Given task => Render this sentence from the article on the West Virginia battery plant into Spanish: "Over the last five decades, as the American steel industry declined, the town lost thousands of jobs."

In West Virginia, a former steel mill is now home to a cutting-edge battery plant
In West Virginia, a former steel mill is now home to a cutting-edge battery plant
Form Energy uses iron-air technology to store energy far longer than a lithium-ion battery can.
BY Adele Peters
Last April, when a tin mill closed in Weirton, West Virginia, it was the last remaining part of what was once a sprawling steel works. Over the last five decades, as the American steel industry declined, the town lost thousands of jobs.
But in July, a new factory opened on the same site and started to bring hundreds of jobs back. Instead of turning iron into steel, it uses the metal to make a new type of battery.
“We’re reversibly rusting iron,” says Mateo Jaramillo, CEO of Form Energy, the company that built the factory. The battery technology, called iron-air, reacts with oxygen to store and release energy. It’s designed to store energy for around four days—something that standard lithium-ion batteries can’t do economically.
Storing energy for days
“When we started the company, we saw that as being the next frontier: how do you cost-effectively attack that opportunity in the market?” says Jaramillo, who previously led work on energy products at Tesla. “It’s a growing need. As we have more and more renewables on the grid, of course that means the grid tends to be weather-driven. And increasingly, we have more volatile weather events on our grid that we need to be able to address, and they tend to last multiple days.”

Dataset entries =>
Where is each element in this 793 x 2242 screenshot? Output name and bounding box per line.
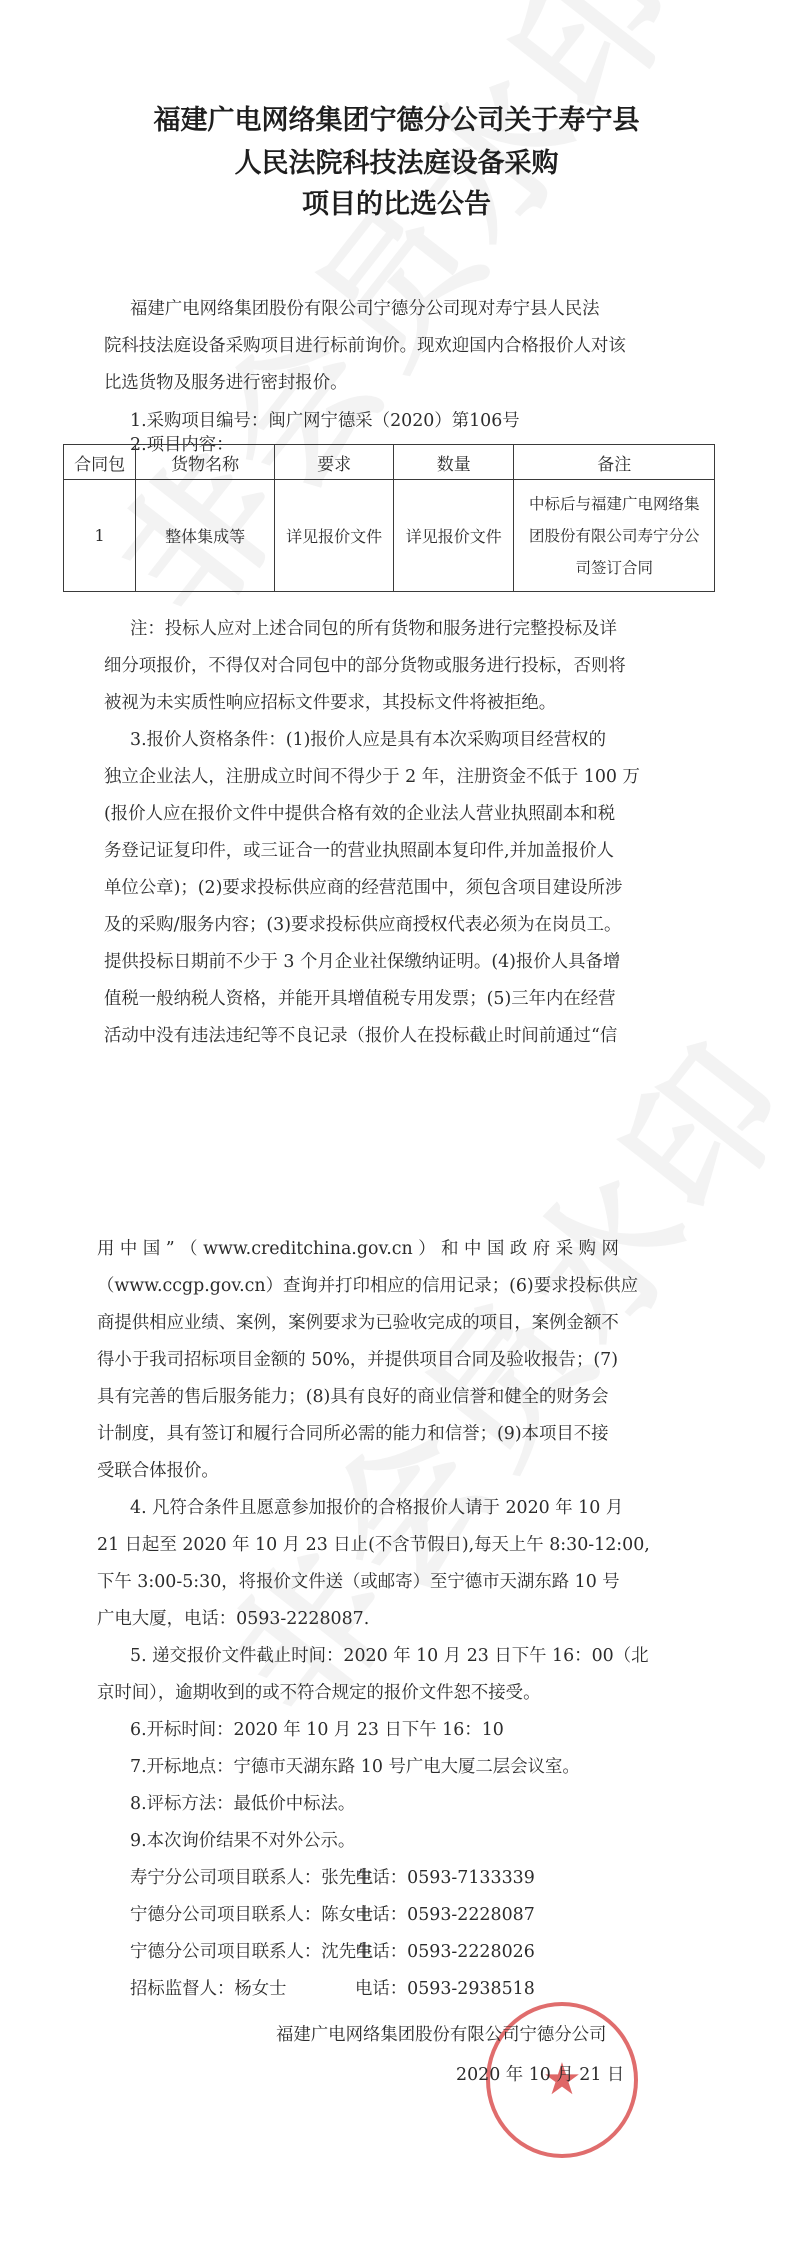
qualification-line: 3.报价人资格条件：(1)报价人应是具有本次采购项目经营权的 — [130, 725, 606, 750]
note-line: 细分项报价，不得仅对合同包中的部分货物或服务进行投标，否则将 — [104, 651, 626, 676]
procurement-number: 1.采购项目编号：闽广网宁德采（2020）第106号 — [130, 406, 520, 431]
submission-line: 下午 3:00-5:30，将报价文件送（或邮寄）至宁德市天湖东路 10 号 — [97, 1567, 620, 1592]
result-notice: 9.本次询价结果不对外公示。 — [130, 1826, 355, 1851]
note-line: 注：投标人应对上述合同包的所有货物和服务进行完整投标及详 — [130, 614, 617, 639]
cell-remark: 中标后与福建广电网络集 团股份有限公司寿宁分公 司签订合同 — [514, 480, 715, 592]
qualification-line: 得小于我司招标项目金额的 50%，并提供项目合同及验收报告；(7) — [97, 1345, 618, 1370]
contact-label: 寿宁分公司项目联系人：张先生 — [130, 1863, 373, 1888]
qualification-line: 具有完善的售后服务能力；(8)具有良好的商业信誉和健全的财务会 — [97, 1382, 609, 1407]
submission-line: 4. 凡符合条件且愿意参加报价的合格报价人请于 2020 年 10 月 — [130, 1493, 623, 1518]
contact-phone: 电话：0593-2228026 — [355, 1937, 535, 1962]
project-content-table: 合同包 货物名称 要求 数量 备注 1 整体集成等 详见报价文件 详见报价文件 … — [63, 444, 715, 592]
contact-label: 宁德分公司项目联系人：沈先生 — [130, 1937, 373, 1962]
column-header: 要求 — [275, 445, 394, 480]
qualification-line: （www.ccgp.gov.cn）查询并打印相应的信用记录；(6)要求投标供应 — [97, 1271, 638, 1296]
cell-requirement: 详见报价文件 — [275, 480, 394, 592]
cell-goods: 整体集成等 — [136, 480, 275, 592]
remark-line: 司签订合同 — [514, 552, 714, 584]
document-page: 非会员水印 非会员水印 福建广电网络集团宁德分公司关于寿宁县 人民法院科技法庭设… — [0, 0, 793, 2242]
column-header: 合同包 — [64, 445, 136, 480]
signature-date: 2020 年 10 月 21 日 — [456, 2060, 624, 2085]
contact-label: 招标监督人：杨女士 — [130, 1974, 287, 1999]
qualification-line: 活动中没有违法违纪等不良记录（报价人在投标截止时间前通过“信 — [104, 1021, 617, 1046]
qualification-line: 计制度，具有签订和履行合同所必需的能力和信誉；(9)本项目不接 — [97, 1419, 609, 1444]
opening-time: 6.开标时间：2020 年 10 月 23 日下午 16：10 — [130, 1715, 504, 1740]
remark-line: 团股份有限公司寿宁分公 — [514, 520, 714, 552]
qualification-line: 务登记证复印件，或三证合一的营业执照副本复印件,并加盖报价人 — [104, 836, 614, 861]
submission-line: 21 日起至 2020 年 10 月 23 日止(不含节假日),每天上午 8:3… — [97, 1530, 650, 1555]
contact-phone: 电话：0593-2228087 — [355, 1900, 535, 1925]
page-title-line-1: 福建广电网络集团宁德分公司关于寿宁县 — [0, 98, 793, 137]
intro-line: 福建广电网络集团股份有限公司宁德分公司现对寿宁县人民法 — [130, 294, 600, 319]
contact-phone: 电话：0593-2938518 — [355, 1974, 535, 1999]
column-header: 货物名称 — [136, 445, 275, 480]
deadline-line: 京时间），逾期收到的或不符合规定的报价文件恕不接受。 — [97, 1678, 540, 1703]
table-row: 1 整体集成等 详见报价文件 详见报价文件 中标后与福建广电网络集 团股份有限公… — [64, 480, 715, 592]
page-title-line-2: 人民法院科技法庭设备采购 — [0, 141, 793, 180]
submission-line: 广电大厦，电话：0593-2228087. — [97, 1604, 369, 1629]
note-line: 被视为未实质性响应招标文件要求，其投标文件将被拒绝。 — [104, 688, 556, 713]
column-header: 备注 — [514, 445, 715, 480]
contact-label: 宁德分公司项目联系人：陈女士 — [130, 1900, 373, 1925]
qualification-line: (报价人应在报价文件中提供合格有效的企业法人营业执照副本和税 — [104, 799, 615, 824]
qualification-line: 用 中 国 ” （ www.creditchina.gov.cn ） 和 中 国… — [97, 1234, 619, 1259]
intro-line: 比选货物及服务进行密封报价。 — [104, 368, 347, 393]
cell-package: 1 — [64, 480, 136, 592]
qualification-line: 受联合体报价。 — [97, 1456, 219, 1481]
qualification-line: 值税一般纳税人资格，并能开具增值税专用发票；(5)三年内在经营 — [104, 984, 616, 1009]
page-title-line-3: 项目的比选公告 — [0, 182, 793, 221]
cell-quantity: 详见报价文件 — [394, 480, 514, 592]
qualification-line: 提供投标日期前不少于 3 个月企业社保缴纳证明。(4)报价人具备增 — [104, 947, 620, 972]
table-header-row: 合同包 货物名称 要求 数量 备注 — [64, 445, 715, 480]
watermark: 非会员水印 — [170, 990, 793, 1753]
qualification-line: 单位公章)；(2)要求投标供应商的经营范围中，须包含项目建设所涉 — [104, 873, 622, 898]
evaluation-method: 8.评标方法：最低价中标法。 — [130, 1789, 355, 1814]
qualification-line: 独立企业法人，注册成立时间不得少于 2 年，注册资金不低于 100 万 — [104, 762, 640, 787]
remark-line: 中标后与福建广电网络集 — [514, 488, 714, 520]
contact-phone: 电话：0593-7133339 — [355, 1863, 535, 1888]
opening-location: 7.开标地点：宁德市天湖东路 10 号广电大厦二层会议室。 — [130, 1752, 580, 1777]
qualification-line: 及的采购/服务内容；(3)要求投标供应商授权代表必须为在岗员工。 — [104, 910, 621, 935]
intro-line: 院科技法庭设备采购项目进行标前询价。现欢迎国内合格报价人对该 — [104, 331, 626, 356]
qualification-line: 商提供相应业绩、案例，案例要求为已验收完成的项目，案例金额不 — [97, 1308, 619, 1333]
deadline-line: 5. 递交报价文件截止时间：2020 年 10 月 23 日下午 16：00（北 — [130, 1641, 649, 1666]
column-header: 数量 — [394, 445, 514, 480]
signature-organization: 福建广电网络集团股份有限公司宁德分公司 — [276, 2020, 606, 2045]
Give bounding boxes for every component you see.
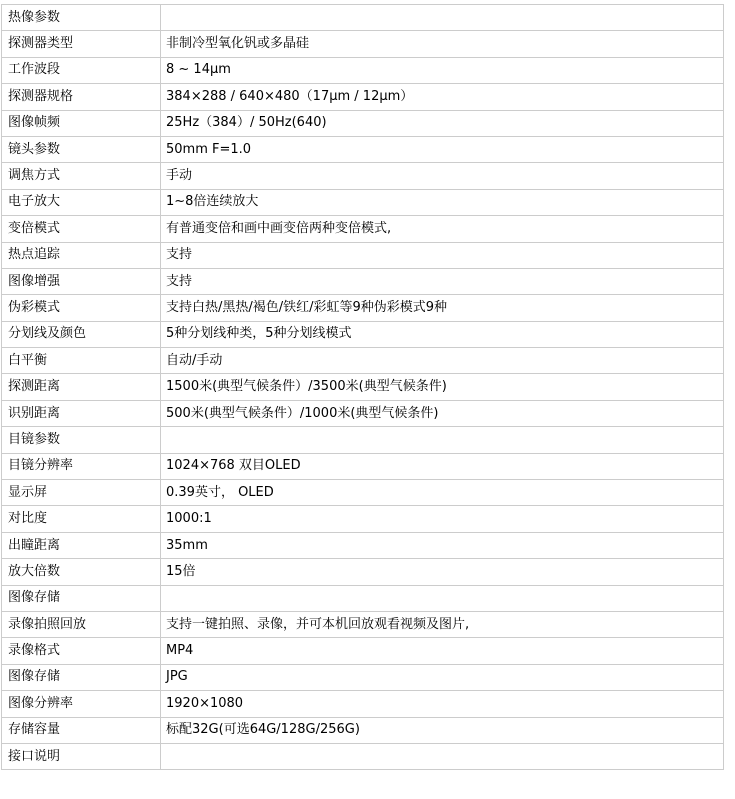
table-row: 热像参数 xyxy=(2,5,724,31)
table-row: 图像存储 xyxy=(2,585,724,611)
table-row: 探测器类型非制冷型氧化钒或多晶硅 xyxy=(2,31,724,57)
row-value: 1000:1 xyxy=(161,506,724,532)
row-value: 35mm xyxy=(161,532,724,558)
row-value: 手动 xyxy=(161,163,724,189)
row-value: 支持 xyxy=(161,268,724,294)
row-label: 放大倍数 xyxy=(2,559,161,585)
table-row: 电子放大1~8倍连续放大 xyxy=(2,189,724,215)
row-label: 显示屏 xyxy=(2,480,161,506)
row-label: 目镜参数 xyxy=(2,427,161,453)
row-label: 目镜分辨率 xyxy=(2,453,161,479)
row-value: JPG xyxy=(161,664,724,690)
row-value: 500米(典型气候条件）/1000米(典型气候条件) xyxy=(161,400,724,426)
table-row: 伪彩模式支持白热/黑热/褐色/铁红/彩虹等9种伪彩模式9种 xyxy=(2,295,724,321)
row-value: 1920×1080 xyxy=(161,691,724,717)
row-value: 标配32G(可选64G/128G/256G) xyxy=(161,717,724,743)
row-value xyxy=(161,585,724,611)
table-row: 探测器规格384×288 / 640×480（17μm / 12μm） xyxy=(2,84,724,110)
row-value: 自动/手动 xyxy=(161,348,724,374)
row-label: 镜头参数 xyxy=(2,136,161,162)
table-row: 识别距离500米(典型气候条件）/1000米(典型气候条件) xyxy=(2,400,724,426)
row-label: 图像增强 xyxy=(2,268,161,294)
table-row: 目镜分辨率1024×768 双目OLED xyxy=(2,453,724,479)
table-row: 图像帧频25Hz（384）/ 50Hz(640) xyxy=(2,110,724,136)
row-value: 0.39英寸， OLED xyxy=(161,480,724,506)
row-value: 50mm F=1.0 xyxy=(161,136,724,162)
row-value: 8 ~ 14μm xyxy=(161,57,724,83)
table-row: 热点追踪支持 xyxy=(2,242,724,268)
table-row: 图像增强支持 xyxy=(2,268,724,294)
row-label: 图像存储 xyxy=(2,585,161,611)
row-value: 支持 xyxy=(161,242,724,268)
row-value: 384×288 / 640×480（17μm / 12μm） xyxy=(161,84,724,110)
row-value: 1024×768 双目OLED xyxy=(161,453,724,479)
table-row: 探测距离1500米(典型气候条件）/3500米(典型气候条件) xyxy=(2,374,724,400)
row-label: 探测距离 xyxy=(2,374,161,400)
row-value xyxy=(161,427,724,453)
row-value xyxy=(161,5,724,31)
row-label: 探测器规格 xyxy=(2,84,161,110)
row-label: 工作波段 xyxy=(2,57,161,83)
row-label: 图像存储 xyxy=(2,664,161,690)
row-value: 支持白热/黑热/褐色/铁红/彩虹等9种伪彩模式9种 xyxy=(161,295,724,321)
row-label: 电子放大 xyxy=(2,189,161,215)
row-value: MP4 xyxy=(161,638,724,664)
row-label: 存储容量 xyxy=(2,717,161,743)
row-label: 白平衡 xyxy=(2,348,161,374)
row-label: 图像帧频 xyxy=(2,110,161,136)
table-row: 对比度1000:1 xyxy=(2,506,724,532)
spec-table: 热像参数 探测器类型非制冷型氧化钒或多晶硅 工作波段8 ~ 14μm 探测器规格… xyxy=(1,4,724,770)
row-label: 对比度 xyxy=(2,506,161,532)
row-label: 热点追踪 xyxy=(2,242,161,268)
row-label: 变倍模式 xyxy=(2,216,161,242)
row-value: 5种分划线种类，5种分划线模式 xyxy=(161,321,724,347)
row-label: 录像格式 xyxy=(2,638,161,664)
row-label: 接口说明 xyxy=(2,743,161,769)
table-row: 录像拍照回放支持一键拍照、录像，并可本机回放观看视频及图片, xyxy=(2,611,724,637)
table-row: 镜头参数50mm F=1.0 xyxy=(2,136,724,162)
row-value: 有普通变倍和画中画变倍两种变倍模式, xyxy=(161,216,724,242)
table-row: 显示屏0.39英寸， OLED xyxy=(2,480,724,506)
row-label: 热像参数 xyxy=(2,5,161,31)
row-value: 非制冷型氧化钒或多晶硅 xyxy=(161,31,724,57)
row-value xyxy=(161,743,724,769)
row-label: 探测器类型 xyxy=(2,31,161,57)
table-row: 工作波段8 ~ 14μm xyxy=(2,57,724,83)
table-row: 存储容量标配32G(可选64G/128G/256G) xyxy=(2,717,724,743)
table-row: 图像存储JPG xyxy=(2,664,724,690)
table-row: 录像格式MP4 xyxy=(2,638,724,664)
row-value: 支持一键拍照、录像，并可本机回放观看视频及图片, xyxy=(161,611,724,637)
table-row: 目镜参数 xyxy=(2,427,724,453)
row-label: 伪彩模式 xyxy=(2,295,161,321)
row-value: 1~8倍连续放大 xyxy=(161,189,724,215)
row-label: 图像分辨率 xyxy=(2,691,161,717)
table-row: 图像分辨率1920×1080 xyxy=(2,691,724,717)
table-row: 变倍模式有普通变倍和画中画变倍两种变倍模式, xyxy=(2,216,724,242)
table-row: 调焦方式手动 xyxy=(2,163,724,189)
row-value: 15倍 xyxy=(161,559,724,585)
row-label: 出瞳距离 xyxy=(2,532,161,558)
row-value: 1500米(典型气候条件）/3500米(典型气候条件) xyxy=(161,374,724,400)
table-row: 放大倍数15倍 xyxy=(2,559,724,585)
row-label: 分划线及颜色 xyxy=(2,321,161,347)
table-row: 白平衡自动/手动 xyxy=(2,348,724,374)
table-row: 出瞳距离35mm xyxy=(2,532,724,558)
row-value: 25Hz（384）/ 50Hz(640) xyxy=(161,110,724,136)
table-row: 接口说明 xyxy=(2,743,724,769)
row-label: 识别距离 xyxy=(2,400,161,426)
table-row: 分划线及颜色5种分划线种类，5种分划线模式 xyxy=(2,321,724,347)
row-label: 录像拍照回放 xyxy=(2,611,161,637)
row-label: 调焦方式 xyxy=(2,163,161,189)
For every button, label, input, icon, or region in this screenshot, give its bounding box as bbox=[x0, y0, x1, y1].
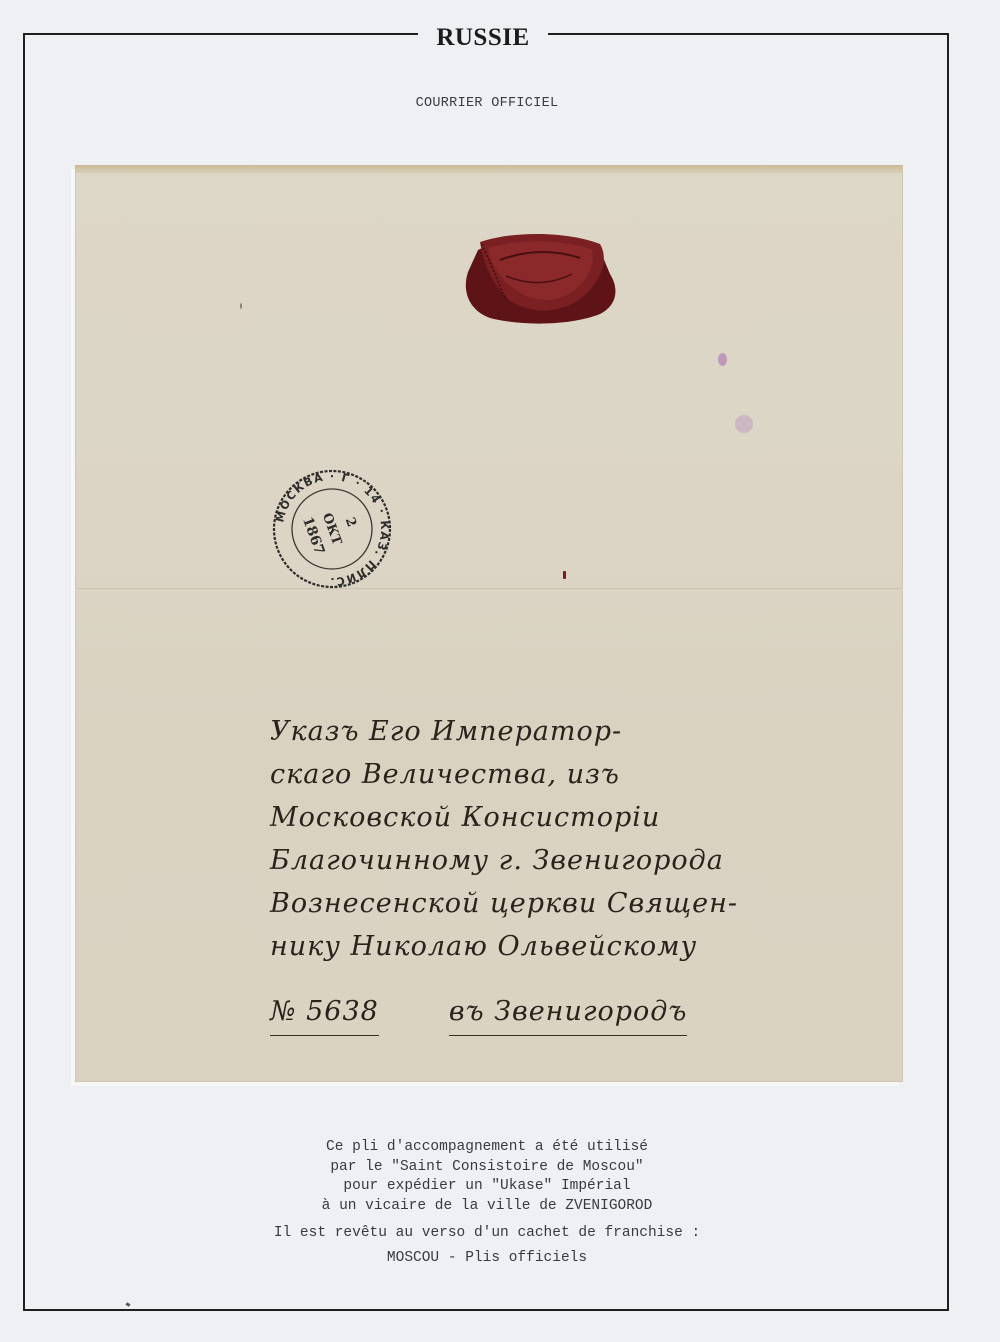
address-line: Вознесенской церкви Священ- bbox=[270, 882, 910, 925]
destination-town: въ Звенигородъ bbox=[449, 990, 688, 1036]
address-line: Московской Консисторіи bbox=[270, 796, 910, 839]
purple-ink-mark bbox=[735, 415, 753, 433]
ink-speck bbox=[240, 303, 242, 309]
address-line: нику Николаю Ольвейскому bbox=[270, 925, 910, 968]
handwritten-address: Указъ Его Император- скаго Величества, и… bbox=[270, 710, 910, 1036]
envelope-cover: МОСКВА · Г · 14 · КАЗ. ПЛИС. 2 ОКТ 1867 … bbox=[75, 165, 903, 1082]
postmark-cancel-icon: МОСКВА · Г · 14 · КАЗ. ПЛИС. 2 ОКТ 1867 bbox=[270, 467, 394, 591]
wax-seal-icon bbox=[460, 230, 618, 325]
caption-note: Il est revêtu au verso d'un cachet de fr… bbox=[0, 1224, 974, 1244]
page-subtitle: COURRIER OFFICIEL bbox=[0, 96, 974, 111]
red-ink-dot bbox=[563, 571, 566, 579]
caption-block: Ce pli d'accompagnement a été utilisé pa… bbox=[0, 1138, 974, 1268]
address-line: Указъ Его Император- bbox=[270, 710, 910, 753]
svg-text:2: 2 bbox=[342, 516, 359, 530]
registry-number: № 5638 bbox=[270, 990, 379, 1036]
caption-line: Ce pli d'accompagnement a été utilisé bbox=[0, 1138, 974, 1158]
address-line: Благочинному г. Звенигорода bbox=[270, 839, 910, 882]
page-title: RUSSIE bbox=[436, 24, 529, 51]
page-title-wrap: RUSSIE bbox=[418, 20, 548, 56]
address-line: скаго Величества, изъ bbox=[270, 753, 910, 796]
caption-cachet: MOSCOU - Plis officiels bbox=[0, 1249, 974, 1269]
fold-line bbox=[75, 588, 903, 591]
caption-line: à un vicaire de la ville de ZVENIGOROD bbox=[0, 1197, 974, 1217]
caption-line: par le "Saint Consistoire de Moscou" bbox=[0, 1158, 974, 1178]
caption-line: pour expédier un "Ukase" Impérial bbox=[0, 1177, 974, 1197]
purple-ink-mark bbox=[718, 353, 727, 366]
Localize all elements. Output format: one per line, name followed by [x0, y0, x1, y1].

Exercise response => Durante las últimas cinco décadas, a medida que la industria siderúrgica estadounidense decaía, el pueblo perdió miles de empleos.